§ YOUR GOAL
Below are the records; collect from them each line containing the string "applied".

Start of INPUT RECORDS

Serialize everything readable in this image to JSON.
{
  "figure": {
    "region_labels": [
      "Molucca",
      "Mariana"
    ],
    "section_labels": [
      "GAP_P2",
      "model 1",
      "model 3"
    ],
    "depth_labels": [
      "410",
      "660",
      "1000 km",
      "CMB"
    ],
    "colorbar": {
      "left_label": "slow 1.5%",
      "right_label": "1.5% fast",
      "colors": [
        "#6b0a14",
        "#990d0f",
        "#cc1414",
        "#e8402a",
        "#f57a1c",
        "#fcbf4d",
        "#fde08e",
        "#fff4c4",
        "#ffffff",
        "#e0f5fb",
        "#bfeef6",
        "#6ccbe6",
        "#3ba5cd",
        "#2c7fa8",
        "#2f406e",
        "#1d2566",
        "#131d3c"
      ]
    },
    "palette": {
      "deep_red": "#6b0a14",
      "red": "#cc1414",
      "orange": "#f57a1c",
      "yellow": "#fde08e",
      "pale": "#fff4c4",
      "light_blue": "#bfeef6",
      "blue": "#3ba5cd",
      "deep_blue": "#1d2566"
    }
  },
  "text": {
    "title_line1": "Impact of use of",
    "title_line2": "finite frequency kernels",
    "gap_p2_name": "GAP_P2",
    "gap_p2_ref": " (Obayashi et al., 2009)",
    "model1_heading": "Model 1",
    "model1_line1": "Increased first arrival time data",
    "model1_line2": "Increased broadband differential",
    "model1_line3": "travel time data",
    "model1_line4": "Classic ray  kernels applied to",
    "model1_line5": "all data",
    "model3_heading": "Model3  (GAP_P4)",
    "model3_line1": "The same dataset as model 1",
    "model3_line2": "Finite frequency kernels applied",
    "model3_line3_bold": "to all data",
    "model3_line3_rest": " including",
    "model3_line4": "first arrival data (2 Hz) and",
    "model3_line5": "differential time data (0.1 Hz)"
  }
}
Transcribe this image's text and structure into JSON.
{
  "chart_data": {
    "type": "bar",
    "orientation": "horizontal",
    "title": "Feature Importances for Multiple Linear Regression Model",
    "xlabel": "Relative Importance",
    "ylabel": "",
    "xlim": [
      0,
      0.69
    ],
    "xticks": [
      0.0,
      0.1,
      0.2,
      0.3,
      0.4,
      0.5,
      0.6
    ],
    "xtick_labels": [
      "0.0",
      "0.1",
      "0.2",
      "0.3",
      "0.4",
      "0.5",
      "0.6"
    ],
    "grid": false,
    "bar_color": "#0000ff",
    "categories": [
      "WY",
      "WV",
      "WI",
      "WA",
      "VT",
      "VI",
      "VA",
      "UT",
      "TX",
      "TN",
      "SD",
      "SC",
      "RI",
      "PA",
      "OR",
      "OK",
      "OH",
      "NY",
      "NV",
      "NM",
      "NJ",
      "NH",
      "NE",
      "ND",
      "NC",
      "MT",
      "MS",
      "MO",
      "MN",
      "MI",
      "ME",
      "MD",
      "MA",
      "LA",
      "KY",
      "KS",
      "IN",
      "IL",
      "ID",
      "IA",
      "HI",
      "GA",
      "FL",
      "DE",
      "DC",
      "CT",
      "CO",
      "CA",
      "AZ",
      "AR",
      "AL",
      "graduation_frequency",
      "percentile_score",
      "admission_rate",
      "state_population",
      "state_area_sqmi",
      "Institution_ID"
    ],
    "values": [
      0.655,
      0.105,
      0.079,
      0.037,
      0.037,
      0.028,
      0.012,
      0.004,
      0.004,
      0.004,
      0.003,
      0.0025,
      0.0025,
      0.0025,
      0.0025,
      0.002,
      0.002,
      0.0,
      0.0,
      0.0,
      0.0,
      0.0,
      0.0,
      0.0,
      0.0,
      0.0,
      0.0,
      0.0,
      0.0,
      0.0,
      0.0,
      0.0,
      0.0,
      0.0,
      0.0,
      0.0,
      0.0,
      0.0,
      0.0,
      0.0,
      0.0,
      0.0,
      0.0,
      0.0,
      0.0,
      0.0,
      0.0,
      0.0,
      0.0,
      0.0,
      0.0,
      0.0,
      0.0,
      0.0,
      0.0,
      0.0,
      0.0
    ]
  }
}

End of INPUT RECORDS

§ TASK SOLUTION
    "model1_line4": "Classic ray  kernels applied to",
    "model3_line2": "Finite frequency kernels applied",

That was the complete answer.